#### TASK
Copy out all the records, word for word.
============
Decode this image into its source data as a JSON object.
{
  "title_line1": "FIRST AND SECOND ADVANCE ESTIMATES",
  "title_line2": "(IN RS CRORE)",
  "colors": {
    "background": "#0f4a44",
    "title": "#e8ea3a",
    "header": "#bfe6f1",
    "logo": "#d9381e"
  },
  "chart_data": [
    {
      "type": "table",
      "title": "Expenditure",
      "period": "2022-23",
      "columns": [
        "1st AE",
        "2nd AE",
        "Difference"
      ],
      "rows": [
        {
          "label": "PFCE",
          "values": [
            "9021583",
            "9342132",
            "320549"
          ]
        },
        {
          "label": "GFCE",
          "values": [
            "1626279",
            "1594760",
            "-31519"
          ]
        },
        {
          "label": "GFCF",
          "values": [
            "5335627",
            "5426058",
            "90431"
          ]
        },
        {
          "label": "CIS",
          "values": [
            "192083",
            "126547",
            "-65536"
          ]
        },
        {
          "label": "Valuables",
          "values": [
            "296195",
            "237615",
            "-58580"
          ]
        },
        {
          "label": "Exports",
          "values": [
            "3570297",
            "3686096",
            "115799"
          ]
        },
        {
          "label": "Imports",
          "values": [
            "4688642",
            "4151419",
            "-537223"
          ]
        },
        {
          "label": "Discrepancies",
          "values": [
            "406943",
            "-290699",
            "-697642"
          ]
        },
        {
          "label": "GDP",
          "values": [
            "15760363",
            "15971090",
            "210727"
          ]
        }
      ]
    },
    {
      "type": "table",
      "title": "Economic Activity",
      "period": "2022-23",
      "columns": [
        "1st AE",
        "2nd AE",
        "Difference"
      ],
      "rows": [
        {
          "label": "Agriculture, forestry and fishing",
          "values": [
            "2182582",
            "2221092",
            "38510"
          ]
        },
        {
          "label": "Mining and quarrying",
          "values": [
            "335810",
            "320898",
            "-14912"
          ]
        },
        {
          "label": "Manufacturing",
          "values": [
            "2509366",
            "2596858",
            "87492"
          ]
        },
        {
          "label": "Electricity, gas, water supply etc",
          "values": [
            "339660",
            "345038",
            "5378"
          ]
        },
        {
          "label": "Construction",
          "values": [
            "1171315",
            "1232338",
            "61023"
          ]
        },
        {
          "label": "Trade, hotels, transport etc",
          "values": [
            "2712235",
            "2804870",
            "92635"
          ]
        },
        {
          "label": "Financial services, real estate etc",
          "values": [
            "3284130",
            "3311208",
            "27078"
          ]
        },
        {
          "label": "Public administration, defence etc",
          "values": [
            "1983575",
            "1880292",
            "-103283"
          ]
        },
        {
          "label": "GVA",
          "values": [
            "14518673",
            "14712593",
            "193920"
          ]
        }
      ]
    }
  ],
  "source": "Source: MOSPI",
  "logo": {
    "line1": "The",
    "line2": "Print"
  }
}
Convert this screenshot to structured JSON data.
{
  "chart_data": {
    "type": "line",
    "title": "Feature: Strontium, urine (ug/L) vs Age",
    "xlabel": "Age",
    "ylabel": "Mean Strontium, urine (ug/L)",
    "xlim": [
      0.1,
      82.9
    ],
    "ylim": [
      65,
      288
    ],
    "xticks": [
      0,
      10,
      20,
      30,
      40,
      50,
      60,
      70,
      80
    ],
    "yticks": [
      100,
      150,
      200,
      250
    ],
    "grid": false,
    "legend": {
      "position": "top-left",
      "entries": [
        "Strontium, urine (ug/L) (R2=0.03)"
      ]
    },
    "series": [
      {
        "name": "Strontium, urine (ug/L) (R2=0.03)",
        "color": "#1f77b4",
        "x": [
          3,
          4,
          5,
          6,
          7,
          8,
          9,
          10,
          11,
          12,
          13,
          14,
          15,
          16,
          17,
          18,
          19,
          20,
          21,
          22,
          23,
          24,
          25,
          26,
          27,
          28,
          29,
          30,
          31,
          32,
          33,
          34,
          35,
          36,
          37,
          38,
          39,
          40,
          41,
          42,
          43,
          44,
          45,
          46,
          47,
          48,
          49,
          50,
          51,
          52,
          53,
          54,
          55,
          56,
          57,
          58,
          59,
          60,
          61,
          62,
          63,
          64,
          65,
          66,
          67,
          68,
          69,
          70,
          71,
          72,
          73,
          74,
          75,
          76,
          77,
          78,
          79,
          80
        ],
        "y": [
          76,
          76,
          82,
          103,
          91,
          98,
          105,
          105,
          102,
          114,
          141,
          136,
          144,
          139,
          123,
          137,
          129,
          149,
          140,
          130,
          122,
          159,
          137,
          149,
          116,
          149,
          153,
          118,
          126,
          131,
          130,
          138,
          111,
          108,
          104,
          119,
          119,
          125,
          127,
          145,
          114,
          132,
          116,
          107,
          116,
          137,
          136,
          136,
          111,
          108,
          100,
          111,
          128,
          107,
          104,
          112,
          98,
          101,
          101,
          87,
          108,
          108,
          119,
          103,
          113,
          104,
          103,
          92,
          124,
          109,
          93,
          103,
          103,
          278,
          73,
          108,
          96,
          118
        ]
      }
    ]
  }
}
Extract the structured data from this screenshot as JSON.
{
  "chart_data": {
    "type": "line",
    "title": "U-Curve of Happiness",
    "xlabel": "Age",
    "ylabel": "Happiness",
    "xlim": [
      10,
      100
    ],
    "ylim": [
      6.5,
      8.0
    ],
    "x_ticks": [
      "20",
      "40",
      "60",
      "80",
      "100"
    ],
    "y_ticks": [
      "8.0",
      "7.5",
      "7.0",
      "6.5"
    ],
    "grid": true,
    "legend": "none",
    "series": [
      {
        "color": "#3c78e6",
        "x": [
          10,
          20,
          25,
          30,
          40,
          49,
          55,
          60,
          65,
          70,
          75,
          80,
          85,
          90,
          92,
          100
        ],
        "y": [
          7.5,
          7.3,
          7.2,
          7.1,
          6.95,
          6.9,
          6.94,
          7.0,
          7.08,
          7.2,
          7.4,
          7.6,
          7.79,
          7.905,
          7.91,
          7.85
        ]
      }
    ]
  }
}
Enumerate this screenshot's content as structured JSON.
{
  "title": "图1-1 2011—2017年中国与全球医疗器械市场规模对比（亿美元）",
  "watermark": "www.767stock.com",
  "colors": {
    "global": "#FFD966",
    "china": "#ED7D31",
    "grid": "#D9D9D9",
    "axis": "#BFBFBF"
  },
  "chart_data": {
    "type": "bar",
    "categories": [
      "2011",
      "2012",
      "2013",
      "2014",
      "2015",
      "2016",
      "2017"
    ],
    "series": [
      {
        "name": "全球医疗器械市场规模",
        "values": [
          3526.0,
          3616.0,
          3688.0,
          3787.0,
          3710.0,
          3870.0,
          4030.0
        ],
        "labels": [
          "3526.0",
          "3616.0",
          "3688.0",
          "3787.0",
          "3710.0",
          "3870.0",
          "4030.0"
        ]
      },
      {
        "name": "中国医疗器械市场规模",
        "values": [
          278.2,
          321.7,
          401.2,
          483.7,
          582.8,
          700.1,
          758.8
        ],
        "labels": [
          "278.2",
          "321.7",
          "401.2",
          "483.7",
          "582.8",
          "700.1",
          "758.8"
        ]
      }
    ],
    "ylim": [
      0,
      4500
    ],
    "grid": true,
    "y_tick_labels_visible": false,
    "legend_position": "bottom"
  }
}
============
#### TASK ANSWER
Decode this image into its source data as a JSON object.
{
  "title_line1": "FIRST AND SECOND ADVANCE ESTIMATES",
  "title_line2": "(IN RS CRORE)",
  "colors": {
    "background": "#0f4a44",
    "title": "#e8ea3a",
    "header": "#bfe6f1",
    "logo": "#d9381e"
  },
  "chart_data": [
    {
      "type": "table",
      "title": "Expenditure",
      "period": "2022-23",
      "columns": [
        "1st AE",
        "2nd AE",
        "Difference"
      ],
      "rows": [
        {
          "label": "PFCE",
          "values": [
            "9021583",
            "9342132",
            "320549"
          ]
        },
        {
          "label": "GFCE",
          "values": [
            "1626279",
            "1594760",
            "-31519"
          ]
        },
        {
          "label": "GFCF",
          "values": [
            "5335627",
            "5426058",
            "90431"
          ]
        },
        {
          "label": "CIS",
          "values": [
            "192083",
            "126547",
            "-65536"
          ]
        },
        {
          "label": "Valuables",
          "values": [
            "296195",
            "237615",
            "-58580"
          ]
        },
        {
          "label": "Exports",
          "values": [
            "3570297",
            "3686096",
            "115799"
          ]
        },
        {
          "label": "Imports",
          "values": [
            "4688642",
            "4151419",
            "-537223"
          ]
        },
        {
          "label": "Discrepancies",
          "values": [
            "406943",
            "-290699",
            "-697642"
          ]
        },
        {
          "label": "GDP",
          "values": [
            "15760363",
            "15971090",
            "210727"
          ]
        }
      ]
    },
    {
      "type": "table",
      "title": "Economic Activity",
      "period": "2022-23",
      "columns": [
        "1st AE",
        "2nd AE",
        "Difference"
      ],
      "rows": [
        {
          "label": "Agriculture, forestry and fishing",
          "values": [
            "2182582",
            "2221092",
            "38510"
          ]
        },
        {
          "label": "Mining and quarrying",
          "values": [
            "335810",
            "320898",
            "-14912"
          ]
        },
        {
          "label": "Manufacturing",
          "values": [
            "2509366",
            "2596858",
            "87492"
          ]
        },
        {
          "label": "Electricity, gas, water supply etc",
          "values": [
            "339660",
            "345038",
            "5378"
          ]
        },
        {
          "label": "Construction",
          "values": [
            "1171315",
            "1232338",
            "61023"
          ]
        },
        {
          "label": "Trade, hotels, transport etc",
          "values": [
            "2712235",
            "2804870",
            "92635"
          ]
        },
        {
          "label": "Financial services, real estate etc",
          "values": [
            "3284130",
            "3311208",
            "27078"
          ]
        },
        {
          "label": "Public administration, defence etc",
          "values": [
            "1983575",
            "1880292",
            "-103283"
          ]
        },
        {
          "label": "GVA",
          "values": [
            "14518673",
            "14712593",
            "193920"
          ]
        }
      ]
    }
  ],
  "source": "Source: MOSPI",
  "logo": {
    "line1": "The",
    "line2": "Print"
  }
}
Convert this screenshot to structured JSON data.
{
  "chart_data": {
    "type": "line",
    "title": "Feature: Strontium, urine (ug/L) vs Age",
    "xlabel": "Age",
    "ylabel": "Mean Strontium, urine (ug/L)",
    "xlim": [
      0.1,
      82.9
    ],
    "ylim": [
      65,
      288
    ],
    "xticks": [
      0,
      10,
      20,
      30,
      40,
      50,
      60,
      70,
      80
    ],
    "yticks": [
      100,
      150,
      200,
      250
    ],
    "grid": false,
    "legend": {
      "position": "top-left",
      "entries": [
        "Strontium, urine (ug/L) (R2=0.03)"
      ]
    },
    "series": [
      {
        "name": "Strontium, urine (ug/L) (R2=0.03)",
        "color": "#1f77b4",
        "x": [
          3,
          4,
          5,
          6,
          7,
          8,
          9,
          10,
          11,
          12,
          13,
          14,
          15,
          16,
          17,
          18,
          19,
          20,
          21,
          22,
          23,
          24,
          25,
          26,
          27,
          28,
          29,
          30,
          31,
          32,
          33,
          34,
          35,
          36,
          37,
          38,
          39,
          40,
          41,
          42,
          43,
          44,
          45,
          46,
          47,
          48,
          49,
          50,
          51,
          52,
          53,
          54,
          55,
          56,
          57,
          58,
          59,
          60,
          61,
          62,
          63,
          64,
          65,
          66,
          67,
          68,
          69,
          70,
          71,
          72,
          73,
          74,
          75,
          76,
          77,
          78,
          79,
          80
        ],
        "y": [
          76,
          76,
          82,
          103,
          91,
          98,
          105,
          105,
          102,
          114,
          141,
          136,
          144,
          139,
          123,
          137,
          129,
          149,
          140,
          130,
          122,
          159,
          137,
          149,
          116,
          149,
          153,
          118,
          126,
          131,
          130,
          138,
          111,
          108,
          104,
          119,
          119,
          125,
          127,
          145,
          114,
          132,
          116,
          107,
          116,
          137,
          136,
          136,
          111,
          108,
          100,
          111,
          128,
          107,
          104,
          112,
          98,
          101,
          101,
          87,
          108,
          108,
          119,
          103,
          113,
          104,
          103,
          92,
          124,
          109,
          93,
          103,
          103,
          278,
          73,
          108,
          96,
          118
        ]
      }
    ]
  }
}
Extract the structured data from this screenshot as JSON.
{
  "chart_data": {
    "type": "line",
    "title": "U-Curve of Happiness",
    "xlabel": "Age",
    "ylabel": "Happiness",
    "xlim": [
      10,
      100
    ],
    "ylim": [
      6.5,
      8.0
    ],
    "x_ticks": [
      "20",
      "40",
      "60",
      "80",
      "100"
    ],
    "y_ticks": [
      "8.0",
      "7.5",
      "7.0",
      "6.5"
    ],
    "grid": true,
    "legend": "none",
    "series": [
      {
        "color": "#3c78e6",
        "x": [
          10,
          20,
          25,
          30,
          40,
          49,
          55,
          60,
          65,
          70,
          75,
          80,
          85,
          90,
          92,
          100
        ],
        "y": [
          7.5,
          7.3,
          7.2,
          7.1,
          6.95,
          6.9,
          6.94,
          7.0,
          7.08,
          7.2,
          7.4,
          7.6,
          7.79,
          7.905,
          7.91,
          7.85
        ]
      }
    ]
  }
}
Enumerate this screenshot's content as structured JSON.
{
  "title": "图1-1 2011—2017年中国与全球医疗器械市场规模对比（亿美元）",
  "watermark": "www.767stock.com",
  "colors": {
    "global": "#FFD966",
    "china": "#ED7D31",
    "grid": "#D9D9D9",
    "axis": "#BFBFBF"
  },
  "chart_data": {
    "type": "bar",
    "categories": [
      "2011",
      "2012",
      "2013",
      "2014",
      "2015",
      "2016",
      "2017"
    ],
    "series": [
      {
        "name": "全球医疗器械市场规模",
        "values": [
          3526.0,
          3616.0,
          3688.0,
          3787.0,
          3710.0,
          3870.0,
          4030.0
        ],
        "labels": [
          "3526.0",
          "3616.0",
          "3688.0",
          "3787.0",
          "3710.0",
          "3870.0",
          "4030.0"
        ]
      },
      {
        "name": "中国医疗器械市场规模",
        "values": [
          278.2,
          321.7,
          401.2,
          483.7,
          582.8,
          700.1,
          758.8
        ],
        "labels": [
          "278.2",
          "321.7",
          "401.2",
          "483.7",
          "582.8",
          "700.1",
          "758.8"
        ]
      }
    ],
    "ylim": [
      0,
      4500
    ],
    "grid": true,
    "y_tick_labels_visible": false,
    "legend_position": "bottom"
  }
}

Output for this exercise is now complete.